→ GIVEN INSTRUCTION
Print verbatim the lines of the entries from the one containing "What's the underlying" to the last, inclusive, and no others.

→ DATA IN THIS EXERCISE

↓↓↓

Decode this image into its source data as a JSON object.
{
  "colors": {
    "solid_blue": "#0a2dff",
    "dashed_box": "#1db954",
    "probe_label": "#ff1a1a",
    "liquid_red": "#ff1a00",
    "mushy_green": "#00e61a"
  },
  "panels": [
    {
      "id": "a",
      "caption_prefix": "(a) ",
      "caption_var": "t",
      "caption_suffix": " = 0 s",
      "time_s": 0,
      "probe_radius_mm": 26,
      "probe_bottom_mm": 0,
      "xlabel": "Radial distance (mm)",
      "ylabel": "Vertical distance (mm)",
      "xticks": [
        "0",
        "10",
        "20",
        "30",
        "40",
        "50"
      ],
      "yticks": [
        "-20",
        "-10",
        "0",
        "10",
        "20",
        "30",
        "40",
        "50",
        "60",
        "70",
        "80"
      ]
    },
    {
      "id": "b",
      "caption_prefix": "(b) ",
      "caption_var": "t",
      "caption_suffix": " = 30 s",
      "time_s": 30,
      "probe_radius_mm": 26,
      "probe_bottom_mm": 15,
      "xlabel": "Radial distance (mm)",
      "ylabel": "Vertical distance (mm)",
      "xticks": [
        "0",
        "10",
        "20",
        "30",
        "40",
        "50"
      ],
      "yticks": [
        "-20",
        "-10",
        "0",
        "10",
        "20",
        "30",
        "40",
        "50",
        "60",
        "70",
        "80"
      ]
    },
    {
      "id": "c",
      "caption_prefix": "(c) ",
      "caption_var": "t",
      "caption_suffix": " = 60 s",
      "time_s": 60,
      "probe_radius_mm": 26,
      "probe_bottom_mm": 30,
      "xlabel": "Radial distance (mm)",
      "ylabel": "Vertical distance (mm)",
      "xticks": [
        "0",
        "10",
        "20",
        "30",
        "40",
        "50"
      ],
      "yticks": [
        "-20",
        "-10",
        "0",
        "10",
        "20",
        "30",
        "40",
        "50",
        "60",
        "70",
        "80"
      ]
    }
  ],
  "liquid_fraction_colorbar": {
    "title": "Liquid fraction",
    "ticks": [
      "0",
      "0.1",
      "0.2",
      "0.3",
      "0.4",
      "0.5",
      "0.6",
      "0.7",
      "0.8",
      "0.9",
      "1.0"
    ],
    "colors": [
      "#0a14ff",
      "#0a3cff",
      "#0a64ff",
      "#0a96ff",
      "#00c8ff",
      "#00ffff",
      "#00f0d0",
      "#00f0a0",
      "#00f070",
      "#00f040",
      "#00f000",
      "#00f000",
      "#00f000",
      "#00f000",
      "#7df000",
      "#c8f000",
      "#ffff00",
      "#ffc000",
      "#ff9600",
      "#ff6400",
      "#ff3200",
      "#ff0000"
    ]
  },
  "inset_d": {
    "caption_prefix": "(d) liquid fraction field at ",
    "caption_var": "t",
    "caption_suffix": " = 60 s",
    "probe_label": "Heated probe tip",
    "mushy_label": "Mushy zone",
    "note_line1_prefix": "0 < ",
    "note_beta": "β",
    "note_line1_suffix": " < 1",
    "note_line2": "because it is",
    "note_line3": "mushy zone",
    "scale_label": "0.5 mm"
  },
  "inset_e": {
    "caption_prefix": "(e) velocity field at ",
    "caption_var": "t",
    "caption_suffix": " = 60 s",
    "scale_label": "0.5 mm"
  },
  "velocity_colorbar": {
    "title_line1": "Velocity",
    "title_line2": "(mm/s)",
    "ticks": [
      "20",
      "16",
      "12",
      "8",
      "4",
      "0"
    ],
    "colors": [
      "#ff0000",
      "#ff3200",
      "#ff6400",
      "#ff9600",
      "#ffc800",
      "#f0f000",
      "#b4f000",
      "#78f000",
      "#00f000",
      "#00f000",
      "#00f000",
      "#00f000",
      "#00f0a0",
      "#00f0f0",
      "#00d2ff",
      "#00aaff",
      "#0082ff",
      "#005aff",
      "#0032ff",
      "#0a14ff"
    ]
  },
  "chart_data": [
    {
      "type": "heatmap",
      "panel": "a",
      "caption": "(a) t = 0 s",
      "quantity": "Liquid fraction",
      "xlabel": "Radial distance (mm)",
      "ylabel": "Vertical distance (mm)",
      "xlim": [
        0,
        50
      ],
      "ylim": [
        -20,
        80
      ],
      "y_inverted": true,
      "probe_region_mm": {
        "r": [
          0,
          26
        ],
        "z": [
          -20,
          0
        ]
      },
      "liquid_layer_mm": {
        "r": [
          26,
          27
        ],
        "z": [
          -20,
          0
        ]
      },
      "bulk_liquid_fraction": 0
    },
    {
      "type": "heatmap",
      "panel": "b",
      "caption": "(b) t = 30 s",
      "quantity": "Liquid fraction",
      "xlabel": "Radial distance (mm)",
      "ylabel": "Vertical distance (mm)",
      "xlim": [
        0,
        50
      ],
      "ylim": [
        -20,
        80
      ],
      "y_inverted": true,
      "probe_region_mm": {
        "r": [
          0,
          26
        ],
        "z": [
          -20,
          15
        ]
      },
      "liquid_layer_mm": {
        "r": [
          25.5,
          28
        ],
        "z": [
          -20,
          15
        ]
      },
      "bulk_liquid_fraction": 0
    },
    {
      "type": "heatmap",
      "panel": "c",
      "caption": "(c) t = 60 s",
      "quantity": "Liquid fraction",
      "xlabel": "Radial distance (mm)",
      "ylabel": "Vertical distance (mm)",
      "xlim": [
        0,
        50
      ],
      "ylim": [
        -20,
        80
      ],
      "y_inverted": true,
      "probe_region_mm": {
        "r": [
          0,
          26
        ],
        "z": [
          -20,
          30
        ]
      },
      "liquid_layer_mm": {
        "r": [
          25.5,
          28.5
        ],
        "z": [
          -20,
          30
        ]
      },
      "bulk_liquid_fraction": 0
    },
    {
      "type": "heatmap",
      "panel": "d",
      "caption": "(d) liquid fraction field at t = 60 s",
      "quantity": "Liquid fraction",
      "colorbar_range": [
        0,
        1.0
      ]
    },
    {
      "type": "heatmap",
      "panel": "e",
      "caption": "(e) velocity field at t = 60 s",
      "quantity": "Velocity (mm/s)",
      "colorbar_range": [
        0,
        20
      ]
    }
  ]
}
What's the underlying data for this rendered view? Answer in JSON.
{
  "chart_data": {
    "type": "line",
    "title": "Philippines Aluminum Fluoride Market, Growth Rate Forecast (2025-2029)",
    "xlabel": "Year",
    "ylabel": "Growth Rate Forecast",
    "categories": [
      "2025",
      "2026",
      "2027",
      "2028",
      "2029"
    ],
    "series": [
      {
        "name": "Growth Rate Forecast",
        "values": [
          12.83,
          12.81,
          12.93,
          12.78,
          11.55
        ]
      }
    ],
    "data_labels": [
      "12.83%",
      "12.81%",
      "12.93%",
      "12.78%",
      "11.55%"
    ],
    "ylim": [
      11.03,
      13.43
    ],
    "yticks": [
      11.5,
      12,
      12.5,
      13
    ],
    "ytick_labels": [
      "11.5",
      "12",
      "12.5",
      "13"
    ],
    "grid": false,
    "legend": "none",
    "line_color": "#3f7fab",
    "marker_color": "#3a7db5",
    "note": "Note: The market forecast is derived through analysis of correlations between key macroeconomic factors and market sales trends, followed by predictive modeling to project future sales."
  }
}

↑↑↑

→ EXERCISE SOLUTION
What's the underlying data for this rendered view? Answer in JSON.
{
  "chart_data": {
    "type": "line",
    "title": "Philippines Aluminum Fluoride Market, Growth Rate Forecast (2025-2029)",
    "xlabel": "Year",
    "ylabel": "Growth Rate Forecast",
    "categories": [
      "2025",
      "2026",
      "2027",
      "2028",
      "2029"
    ],
    "series": [
      {
        "name": "Growth Rate Forecast",
        "values": [
          12.83,
          12.81,
          12.93,
          12.78,
          11.55
        ]
      }
    ],
    "data_labels": [
      "12.83%",
      "12.81%",
      "12.93%",
      "12.78%",
      "11.55%"
    ],
    "ylim": [
      11.03,
      13.43
    ],
    "yticks": [
      11.5,
      12,
      12.5,
      13
    ],
    "ytick_labels": [
      "11.5",
      "12",
      "12.5",
      "13"
    ],
    "grid": false,
    "legend": "none",
    "line_color": "#3f7fab",
    "marker_color": "#3a7db5",
    "note": "Note: The market forecast is derived through analysis of correlations between key macroeconomic factors and market sales trends, followed by predictive modeling to project future sales."
  }
}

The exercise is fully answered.